#### [TASK SET]
1. In the comments about abused men, swap "Society" for "Everyone" and write out everything from "And just think;" down to "to be victims.".
2. According to the comments about abused men, how long did each of the two police interviews under caution last?

#### [EXTRACT]
-------------------------

Despite the track record, the police only cared about protecting the vulnerable female “victim”. I was dragged through 2 separate 6 hour long interviews under caution. All documentation to back up what i had been through was provided.
At the end of the 2nd interview, after the recording was stoped, one of the officers profusely apologised for what I had been through but said that they had to follow process.
When I asked if I can make a complaint and my abuser would face anything now, I was told that it was very unlikely they would progress anything as they did not “want to put off genuine female victims from coming forward”
If you want to know why men don’t report things – its stuff like that.
I as abused. Kicked, punched, slapped, spat on. It wasn’t often but it was consistent. Once a week, maybe. Always on eggshells. Always felt like I was tiptoeing in a landmine. Every day waking up thinking “what do I have to do to make her not angry today”. Miserable way to be
Im a male victim of abuse my whole life. Emotional abuse, physical abuse, financial abuse. I’ve repeatedly reported this stuff for over a decade. Female doctors, police and social workers have told me a version of ‘it’s my own fault I was abused’ because ‘she just really loves me’ ‘women can’t abuse men’ ‘mothers don’t abuse their kids’. But they fucking do???
Doesn’t surprise me; my mum was your typical misandrist (among other things) feminist, would always defend female criminals and abusers by blaming men for their actions, and loved to watch the male characters on shows like Last of the Summer Wine get bullied by the women.
To my knowledge she never got violent with my dad, but she was critical to me of everything he did, and had a habit of openly criticising me if I did something she deemed “typical male” behaviour (and said as such to my face).
And just think; she was that emboldened to express her hate back in the 90s and 2000s, fed a steady diet of media that appealed to her smug sense of superiority (The only man she ever had a good word for was Farage, which makes sense in hindsight as she was also a racist), watching TV and movies where the villains were almost all men, and the morons, bigots and childish characters were all men.
I can only imagine how abusive she might’ve become if she’d gotten violent and done her usual “bad women are the result of bad men” routine to excuse it.
And you know what? Society would’ve excused her that same way.
I don’t believe these figures at all. Again, men pretending to be victims.

-------------------------

#### [ENTRIES SUPPLIED]
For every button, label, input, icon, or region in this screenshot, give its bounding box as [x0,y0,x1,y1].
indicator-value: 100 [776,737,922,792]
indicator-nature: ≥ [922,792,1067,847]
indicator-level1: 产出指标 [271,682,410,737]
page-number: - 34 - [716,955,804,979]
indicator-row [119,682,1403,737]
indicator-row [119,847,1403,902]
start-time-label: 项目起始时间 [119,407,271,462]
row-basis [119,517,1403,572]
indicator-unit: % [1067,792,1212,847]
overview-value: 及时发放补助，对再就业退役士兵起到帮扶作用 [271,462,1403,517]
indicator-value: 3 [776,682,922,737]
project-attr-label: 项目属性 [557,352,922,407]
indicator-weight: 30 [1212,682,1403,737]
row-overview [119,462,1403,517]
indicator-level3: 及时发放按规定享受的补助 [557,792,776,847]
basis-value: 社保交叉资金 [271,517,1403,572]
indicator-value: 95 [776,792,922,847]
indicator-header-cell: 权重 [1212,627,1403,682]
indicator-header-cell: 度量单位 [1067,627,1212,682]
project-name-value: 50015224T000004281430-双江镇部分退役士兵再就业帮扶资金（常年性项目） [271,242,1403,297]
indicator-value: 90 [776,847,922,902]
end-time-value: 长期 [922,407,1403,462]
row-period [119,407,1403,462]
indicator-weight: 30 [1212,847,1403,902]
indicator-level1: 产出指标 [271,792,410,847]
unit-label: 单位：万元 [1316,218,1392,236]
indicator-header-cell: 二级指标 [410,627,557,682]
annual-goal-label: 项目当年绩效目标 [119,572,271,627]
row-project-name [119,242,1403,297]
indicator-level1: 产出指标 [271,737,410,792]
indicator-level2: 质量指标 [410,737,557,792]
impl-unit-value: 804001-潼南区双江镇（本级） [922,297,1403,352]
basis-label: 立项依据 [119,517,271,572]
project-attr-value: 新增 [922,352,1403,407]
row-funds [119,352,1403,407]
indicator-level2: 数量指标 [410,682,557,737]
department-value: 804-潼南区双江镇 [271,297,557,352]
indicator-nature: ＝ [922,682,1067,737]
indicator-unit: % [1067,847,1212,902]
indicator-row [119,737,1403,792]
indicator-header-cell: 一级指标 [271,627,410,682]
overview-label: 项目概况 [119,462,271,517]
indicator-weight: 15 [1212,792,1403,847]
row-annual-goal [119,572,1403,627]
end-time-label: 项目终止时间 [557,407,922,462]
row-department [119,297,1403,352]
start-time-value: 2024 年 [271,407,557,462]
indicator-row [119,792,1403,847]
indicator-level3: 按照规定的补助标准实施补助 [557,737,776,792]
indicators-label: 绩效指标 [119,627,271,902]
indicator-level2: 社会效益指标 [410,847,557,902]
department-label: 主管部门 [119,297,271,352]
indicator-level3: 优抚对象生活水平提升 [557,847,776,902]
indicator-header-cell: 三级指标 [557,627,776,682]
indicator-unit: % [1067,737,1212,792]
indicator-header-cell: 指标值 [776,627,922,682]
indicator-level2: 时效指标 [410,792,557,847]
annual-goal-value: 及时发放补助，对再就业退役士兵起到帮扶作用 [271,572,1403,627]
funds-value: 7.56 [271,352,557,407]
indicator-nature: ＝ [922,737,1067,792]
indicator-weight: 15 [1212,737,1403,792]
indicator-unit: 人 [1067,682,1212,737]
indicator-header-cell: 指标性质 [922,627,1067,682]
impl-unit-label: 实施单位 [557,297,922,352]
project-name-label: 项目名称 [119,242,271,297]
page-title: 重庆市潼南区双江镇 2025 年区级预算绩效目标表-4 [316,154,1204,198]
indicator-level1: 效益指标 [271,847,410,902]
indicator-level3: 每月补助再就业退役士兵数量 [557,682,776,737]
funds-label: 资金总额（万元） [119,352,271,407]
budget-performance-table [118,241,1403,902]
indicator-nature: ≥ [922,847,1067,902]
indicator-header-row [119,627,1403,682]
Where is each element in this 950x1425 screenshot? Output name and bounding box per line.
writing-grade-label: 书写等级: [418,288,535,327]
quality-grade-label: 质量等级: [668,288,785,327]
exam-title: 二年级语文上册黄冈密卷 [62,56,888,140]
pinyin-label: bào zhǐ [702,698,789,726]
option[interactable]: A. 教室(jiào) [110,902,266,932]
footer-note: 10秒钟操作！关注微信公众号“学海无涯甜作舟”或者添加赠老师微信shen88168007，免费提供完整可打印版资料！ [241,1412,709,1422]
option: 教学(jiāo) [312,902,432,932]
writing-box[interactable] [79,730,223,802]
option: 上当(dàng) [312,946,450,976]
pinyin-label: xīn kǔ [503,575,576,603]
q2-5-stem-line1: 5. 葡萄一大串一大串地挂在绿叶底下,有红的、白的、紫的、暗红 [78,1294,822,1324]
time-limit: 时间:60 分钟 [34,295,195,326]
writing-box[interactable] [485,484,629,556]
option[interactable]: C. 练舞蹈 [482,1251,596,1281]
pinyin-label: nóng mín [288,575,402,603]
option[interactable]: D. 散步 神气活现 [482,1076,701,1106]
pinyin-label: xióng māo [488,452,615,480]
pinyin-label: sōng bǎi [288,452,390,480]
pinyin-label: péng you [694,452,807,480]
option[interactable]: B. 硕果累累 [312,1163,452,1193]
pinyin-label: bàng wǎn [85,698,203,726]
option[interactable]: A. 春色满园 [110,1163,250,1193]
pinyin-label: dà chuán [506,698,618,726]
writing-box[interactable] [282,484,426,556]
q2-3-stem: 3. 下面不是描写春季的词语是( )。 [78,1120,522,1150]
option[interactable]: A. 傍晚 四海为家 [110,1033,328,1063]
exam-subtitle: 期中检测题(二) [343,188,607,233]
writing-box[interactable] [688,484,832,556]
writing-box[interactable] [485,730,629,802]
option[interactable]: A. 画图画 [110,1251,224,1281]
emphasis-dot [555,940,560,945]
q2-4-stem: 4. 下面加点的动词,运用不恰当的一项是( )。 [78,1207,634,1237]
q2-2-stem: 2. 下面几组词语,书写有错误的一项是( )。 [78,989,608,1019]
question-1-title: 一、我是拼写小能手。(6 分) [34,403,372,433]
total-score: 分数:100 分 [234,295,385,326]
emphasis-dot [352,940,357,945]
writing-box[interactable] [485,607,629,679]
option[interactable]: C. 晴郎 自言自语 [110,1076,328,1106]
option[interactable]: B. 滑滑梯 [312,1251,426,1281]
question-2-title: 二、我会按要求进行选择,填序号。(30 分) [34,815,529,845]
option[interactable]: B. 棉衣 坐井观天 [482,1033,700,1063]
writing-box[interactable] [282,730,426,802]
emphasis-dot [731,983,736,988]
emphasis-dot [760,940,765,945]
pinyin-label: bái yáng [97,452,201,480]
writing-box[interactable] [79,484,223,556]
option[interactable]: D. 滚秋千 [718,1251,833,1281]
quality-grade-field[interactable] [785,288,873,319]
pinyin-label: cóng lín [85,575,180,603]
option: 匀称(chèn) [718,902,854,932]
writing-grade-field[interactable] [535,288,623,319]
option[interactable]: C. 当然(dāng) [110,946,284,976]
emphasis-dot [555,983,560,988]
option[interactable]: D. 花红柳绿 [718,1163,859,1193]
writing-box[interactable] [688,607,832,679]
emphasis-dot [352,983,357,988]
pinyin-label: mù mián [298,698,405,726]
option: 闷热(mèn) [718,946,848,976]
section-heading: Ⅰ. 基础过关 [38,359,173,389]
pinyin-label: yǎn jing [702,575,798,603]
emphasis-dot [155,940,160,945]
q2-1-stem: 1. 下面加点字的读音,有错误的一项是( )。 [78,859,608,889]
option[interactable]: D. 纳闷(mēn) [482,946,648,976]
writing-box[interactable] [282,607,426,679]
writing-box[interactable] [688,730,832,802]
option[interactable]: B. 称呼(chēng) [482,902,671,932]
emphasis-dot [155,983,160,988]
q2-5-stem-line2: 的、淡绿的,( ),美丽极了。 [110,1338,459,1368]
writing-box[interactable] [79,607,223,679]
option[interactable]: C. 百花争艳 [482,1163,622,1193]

-------------------------

#### [WRITTEN RESPONSES]
1.
And just think; she was that emboldened to express her hate back in the 90s and 2000s, fed a steady diet of media that appealed to her smug sense of superiority (The only man she ever had a good word for was Farage, which makes sense in hindsight as she was also a racist), watching TV and movies where the villains were almost all men, and the morons, bigots and childish characters were all men.
I can only imagine how abusive she might’ve become if she’d gotten violent and done her usual “bad women are the result of bad men” routine to excuse it.
And you know what? Everyone would’ve excused her that same way.
I don’t believe these figures at all. Again, men pretending to be victims.

2. Each interview lasted 6 hours.